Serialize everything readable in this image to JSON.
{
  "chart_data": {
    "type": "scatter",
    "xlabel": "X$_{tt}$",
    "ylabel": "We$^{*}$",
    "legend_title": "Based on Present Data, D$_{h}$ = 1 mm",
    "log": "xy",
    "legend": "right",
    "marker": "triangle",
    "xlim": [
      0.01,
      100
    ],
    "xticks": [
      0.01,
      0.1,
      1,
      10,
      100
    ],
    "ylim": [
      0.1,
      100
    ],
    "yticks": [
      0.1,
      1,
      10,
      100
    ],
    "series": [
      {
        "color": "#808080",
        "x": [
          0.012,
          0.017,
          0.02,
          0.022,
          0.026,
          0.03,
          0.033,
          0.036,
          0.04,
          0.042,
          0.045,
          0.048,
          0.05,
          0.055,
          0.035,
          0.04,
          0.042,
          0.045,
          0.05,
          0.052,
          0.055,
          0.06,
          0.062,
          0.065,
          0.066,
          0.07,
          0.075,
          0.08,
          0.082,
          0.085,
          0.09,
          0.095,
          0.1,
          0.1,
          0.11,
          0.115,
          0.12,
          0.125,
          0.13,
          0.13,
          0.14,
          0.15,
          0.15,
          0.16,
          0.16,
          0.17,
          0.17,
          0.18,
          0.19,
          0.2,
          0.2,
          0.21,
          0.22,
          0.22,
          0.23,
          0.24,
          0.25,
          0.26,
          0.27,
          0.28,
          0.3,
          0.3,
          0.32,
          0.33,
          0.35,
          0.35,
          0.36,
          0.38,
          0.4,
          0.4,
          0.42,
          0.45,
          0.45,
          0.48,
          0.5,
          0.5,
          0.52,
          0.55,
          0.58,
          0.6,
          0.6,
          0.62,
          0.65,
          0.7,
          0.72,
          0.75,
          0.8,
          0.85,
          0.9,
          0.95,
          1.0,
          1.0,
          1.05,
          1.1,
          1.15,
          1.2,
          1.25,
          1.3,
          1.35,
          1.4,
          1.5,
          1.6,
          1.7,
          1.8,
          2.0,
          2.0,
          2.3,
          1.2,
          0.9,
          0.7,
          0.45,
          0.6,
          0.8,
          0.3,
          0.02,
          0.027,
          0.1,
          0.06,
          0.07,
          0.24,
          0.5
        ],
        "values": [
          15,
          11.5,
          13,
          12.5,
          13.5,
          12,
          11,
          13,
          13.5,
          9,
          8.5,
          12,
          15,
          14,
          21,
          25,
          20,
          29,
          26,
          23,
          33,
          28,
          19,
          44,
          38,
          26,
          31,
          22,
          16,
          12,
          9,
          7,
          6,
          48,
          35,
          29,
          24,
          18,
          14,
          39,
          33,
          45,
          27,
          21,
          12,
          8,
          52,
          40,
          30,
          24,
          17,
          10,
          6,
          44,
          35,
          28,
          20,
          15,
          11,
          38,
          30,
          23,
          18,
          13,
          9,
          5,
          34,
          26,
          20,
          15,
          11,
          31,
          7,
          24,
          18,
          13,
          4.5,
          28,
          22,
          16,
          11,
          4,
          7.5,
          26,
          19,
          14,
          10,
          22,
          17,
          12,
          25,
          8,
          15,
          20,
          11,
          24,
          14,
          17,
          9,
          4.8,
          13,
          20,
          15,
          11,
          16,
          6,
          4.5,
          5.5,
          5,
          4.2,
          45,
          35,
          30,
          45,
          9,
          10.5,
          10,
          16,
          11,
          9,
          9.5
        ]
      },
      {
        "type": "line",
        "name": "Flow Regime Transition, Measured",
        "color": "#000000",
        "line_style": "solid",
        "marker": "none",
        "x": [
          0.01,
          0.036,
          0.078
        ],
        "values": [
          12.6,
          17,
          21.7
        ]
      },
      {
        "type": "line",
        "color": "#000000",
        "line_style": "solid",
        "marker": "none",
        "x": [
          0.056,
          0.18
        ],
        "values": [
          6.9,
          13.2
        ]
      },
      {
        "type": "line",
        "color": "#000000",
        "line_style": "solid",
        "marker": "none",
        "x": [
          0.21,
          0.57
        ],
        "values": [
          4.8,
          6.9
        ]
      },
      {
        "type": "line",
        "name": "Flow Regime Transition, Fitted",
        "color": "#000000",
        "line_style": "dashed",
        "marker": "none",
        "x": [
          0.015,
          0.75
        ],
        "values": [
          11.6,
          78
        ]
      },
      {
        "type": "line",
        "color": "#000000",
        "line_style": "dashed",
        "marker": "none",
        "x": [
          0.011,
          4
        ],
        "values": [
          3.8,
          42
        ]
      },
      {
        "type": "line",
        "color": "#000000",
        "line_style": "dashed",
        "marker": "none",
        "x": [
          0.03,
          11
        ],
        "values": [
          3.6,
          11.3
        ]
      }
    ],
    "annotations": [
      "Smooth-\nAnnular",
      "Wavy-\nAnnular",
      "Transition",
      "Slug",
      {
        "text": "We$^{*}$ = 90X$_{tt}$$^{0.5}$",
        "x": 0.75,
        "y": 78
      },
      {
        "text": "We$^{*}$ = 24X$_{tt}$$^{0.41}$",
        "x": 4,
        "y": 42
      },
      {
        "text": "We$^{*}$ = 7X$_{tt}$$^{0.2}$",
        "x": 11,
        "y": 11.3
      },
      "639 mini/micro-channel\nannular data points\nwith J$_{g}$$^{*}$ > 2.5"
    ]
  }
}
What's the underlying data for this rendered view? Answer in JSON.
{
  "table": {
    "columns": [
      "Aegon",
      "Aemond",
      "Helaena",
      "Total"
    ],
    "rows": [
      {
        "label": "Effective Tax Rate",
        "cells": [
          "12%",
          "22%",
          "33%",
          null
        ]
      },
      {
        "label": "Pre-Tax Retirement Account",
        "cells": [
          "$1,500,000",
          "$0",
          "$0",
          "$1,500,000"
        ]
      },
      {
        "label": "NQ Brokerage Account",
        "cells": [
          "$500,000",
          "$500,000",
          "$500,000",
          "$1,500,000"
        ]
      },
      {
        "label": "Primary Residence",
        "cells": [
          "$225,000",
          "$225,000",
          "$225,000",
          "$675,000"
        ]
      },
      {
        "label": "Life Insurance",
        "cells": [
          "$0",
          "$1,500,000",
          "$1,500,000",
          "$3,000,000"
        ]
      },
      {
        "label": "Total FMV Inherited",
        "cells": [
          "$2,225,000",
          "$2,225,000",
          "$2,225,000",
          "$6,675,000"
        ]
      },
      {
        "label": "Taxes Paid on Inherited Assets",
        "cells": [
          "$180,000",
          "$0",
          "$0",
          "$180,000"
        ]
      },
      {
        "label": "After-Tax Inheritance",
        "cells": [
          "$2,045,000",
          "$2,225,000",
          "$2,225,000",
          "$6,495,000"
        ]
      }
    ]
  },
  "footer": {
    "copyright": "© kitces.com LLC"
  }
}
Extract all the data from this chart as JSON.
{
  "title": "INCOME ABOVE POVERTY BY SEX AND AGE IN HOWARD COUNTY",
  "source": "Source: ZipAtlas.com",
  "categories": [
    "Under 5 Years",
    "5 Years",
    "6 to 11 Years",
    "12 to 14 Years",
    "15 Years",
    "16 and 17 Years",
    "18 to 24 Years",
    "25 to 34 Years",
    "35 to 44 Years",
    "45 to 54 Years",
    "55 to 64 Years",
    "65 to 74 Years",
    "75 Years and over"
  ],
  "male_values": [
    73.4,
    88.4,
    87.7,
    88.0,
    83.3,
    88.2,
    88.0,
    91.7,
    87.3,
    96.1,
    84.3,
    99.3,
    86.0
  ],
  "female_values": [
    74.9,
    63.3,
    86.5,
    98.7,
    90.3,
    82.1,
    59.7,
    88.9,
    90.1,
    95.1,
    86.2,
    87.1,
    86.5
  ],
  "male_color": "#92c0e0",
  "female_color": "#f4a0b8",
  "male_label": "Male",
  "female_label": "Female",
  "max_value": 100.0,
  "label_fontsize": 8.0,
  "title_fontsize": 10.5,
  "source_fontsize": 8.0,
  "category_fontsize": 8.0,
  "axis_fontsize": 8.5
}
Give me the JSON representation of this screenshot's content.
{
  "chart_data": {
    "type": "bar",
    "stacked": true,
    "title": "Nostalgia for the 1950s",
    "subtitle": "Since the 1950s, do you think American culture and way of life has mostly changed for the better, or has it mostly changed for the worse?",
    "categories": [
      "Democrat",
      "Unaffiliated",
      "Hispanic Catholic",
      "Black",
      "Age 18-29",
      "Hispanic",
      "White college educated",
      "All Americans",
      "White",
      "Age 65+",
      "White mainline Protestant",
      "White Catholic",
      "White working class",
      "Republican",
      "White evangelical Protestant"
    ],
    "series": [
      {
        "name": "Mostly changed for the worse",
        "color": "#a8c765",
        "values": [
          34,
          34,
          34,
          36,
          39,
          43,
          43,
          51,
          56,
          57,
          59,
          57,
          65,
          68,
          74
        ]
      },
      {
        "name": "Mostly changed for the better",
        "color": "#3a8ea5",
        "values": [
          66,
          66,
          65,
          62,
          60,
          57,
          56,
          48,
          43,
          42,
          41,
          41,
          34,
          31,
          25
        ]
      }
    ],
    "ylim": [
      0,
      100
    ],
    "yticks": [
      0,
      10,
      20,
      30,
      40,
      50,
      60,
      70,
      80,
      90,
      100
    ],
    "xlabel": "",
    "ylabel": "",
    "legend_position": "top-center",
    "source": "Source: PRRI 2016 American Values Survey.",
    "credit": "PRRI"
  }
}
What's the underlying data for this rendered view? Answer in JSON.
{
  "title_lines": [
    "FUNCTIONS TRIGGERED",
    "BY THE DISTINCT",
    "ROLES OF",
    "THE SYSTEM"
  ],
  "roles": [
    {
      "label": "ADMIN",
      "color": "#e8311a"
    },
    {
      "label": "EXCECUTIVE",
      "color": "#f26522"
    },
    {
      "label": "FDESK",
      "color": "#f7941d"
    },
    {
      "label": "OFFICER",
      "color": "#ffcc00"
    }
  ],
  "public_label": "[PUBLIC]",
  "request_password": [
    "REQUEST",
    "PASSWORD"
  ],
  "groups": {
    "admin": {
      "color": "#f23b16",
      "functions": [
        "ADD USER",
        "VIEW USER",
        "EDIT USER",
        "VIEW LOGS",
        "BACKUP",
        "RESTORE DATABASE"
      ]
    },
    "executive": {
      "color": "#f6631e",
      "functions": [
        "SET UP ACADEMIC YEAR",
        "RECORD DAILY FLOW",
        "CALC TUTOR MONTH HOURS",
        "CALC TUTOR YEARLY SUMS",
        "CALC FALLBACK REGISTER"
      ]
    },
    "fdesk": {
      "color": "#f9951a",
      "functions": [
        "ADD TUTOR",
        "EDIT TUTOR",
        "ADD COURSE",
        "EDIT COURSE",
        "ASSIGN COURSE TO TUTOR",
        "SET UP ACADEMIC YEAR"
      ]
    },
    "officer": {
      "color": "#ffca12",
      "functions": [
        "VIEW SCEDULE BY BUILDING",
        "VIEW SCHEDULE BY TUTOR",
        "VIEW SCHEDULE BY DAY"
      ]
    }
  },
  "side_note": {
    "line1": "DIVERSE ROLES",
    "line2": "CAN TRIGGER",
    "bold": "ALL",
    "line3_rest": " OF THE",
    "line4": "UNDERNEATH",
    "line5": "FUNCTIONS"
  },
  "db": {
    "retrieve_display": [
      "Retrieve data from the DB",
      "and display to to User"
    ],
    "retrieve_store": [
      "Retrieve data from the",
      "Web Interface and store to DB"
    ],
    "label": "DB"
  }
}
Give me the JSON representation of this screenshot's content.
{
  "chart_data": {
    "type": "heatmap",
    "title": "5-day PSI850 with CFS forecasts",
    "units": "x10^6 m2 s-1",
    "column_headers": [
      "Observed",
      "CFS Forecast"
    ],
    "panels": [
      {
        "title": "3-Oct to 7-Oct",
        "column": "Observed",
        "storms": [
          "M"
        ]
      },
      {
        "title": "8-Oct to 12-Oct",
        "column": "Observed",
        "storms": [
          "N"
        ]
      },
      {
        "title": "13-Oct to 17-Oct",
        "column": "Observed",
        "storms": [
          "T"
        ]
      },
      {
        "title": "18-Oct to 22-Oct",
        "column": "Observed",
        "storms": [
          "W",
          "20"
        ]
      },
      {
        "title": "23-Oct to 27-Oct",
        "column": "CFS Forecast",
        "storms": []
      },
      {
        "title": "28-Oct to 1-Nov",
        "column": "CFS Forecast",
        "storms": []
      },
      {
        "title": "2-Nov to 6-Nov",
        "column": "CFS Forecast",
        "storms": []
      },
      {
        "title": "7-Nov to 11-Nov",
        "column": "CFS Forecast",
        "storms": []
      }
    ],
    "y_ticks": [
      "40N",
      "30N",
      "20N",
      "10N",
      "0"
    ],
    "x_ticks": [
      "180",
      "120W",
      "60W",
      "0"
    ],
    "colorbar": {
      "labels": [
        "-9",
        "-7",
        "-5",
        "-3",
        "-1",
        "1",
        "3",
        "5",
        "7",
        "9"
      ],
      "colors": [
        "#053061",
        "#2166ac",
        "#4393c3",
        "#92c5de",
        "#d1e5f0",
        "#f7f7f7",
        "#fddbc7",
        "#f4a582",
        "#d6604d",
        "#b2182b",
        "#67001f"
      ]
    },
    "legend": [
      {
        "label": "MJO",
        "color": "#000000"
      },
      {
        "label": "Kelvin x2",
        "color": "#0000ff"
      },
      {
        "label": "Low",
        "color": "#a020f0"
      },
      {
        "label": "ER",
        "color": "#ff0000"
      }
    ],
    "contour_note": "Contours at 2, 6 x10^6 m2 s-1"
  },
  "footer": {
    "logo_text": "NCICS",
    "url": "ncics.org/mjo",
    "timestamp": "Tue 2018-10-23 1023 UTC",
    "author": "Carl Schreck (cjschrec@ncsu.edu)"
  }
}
********************
**WORK TO DO:**
Each line of the data that includes the word "SCHEDULE" counts once; report the total and nothing more.

**RESPONSE:**
2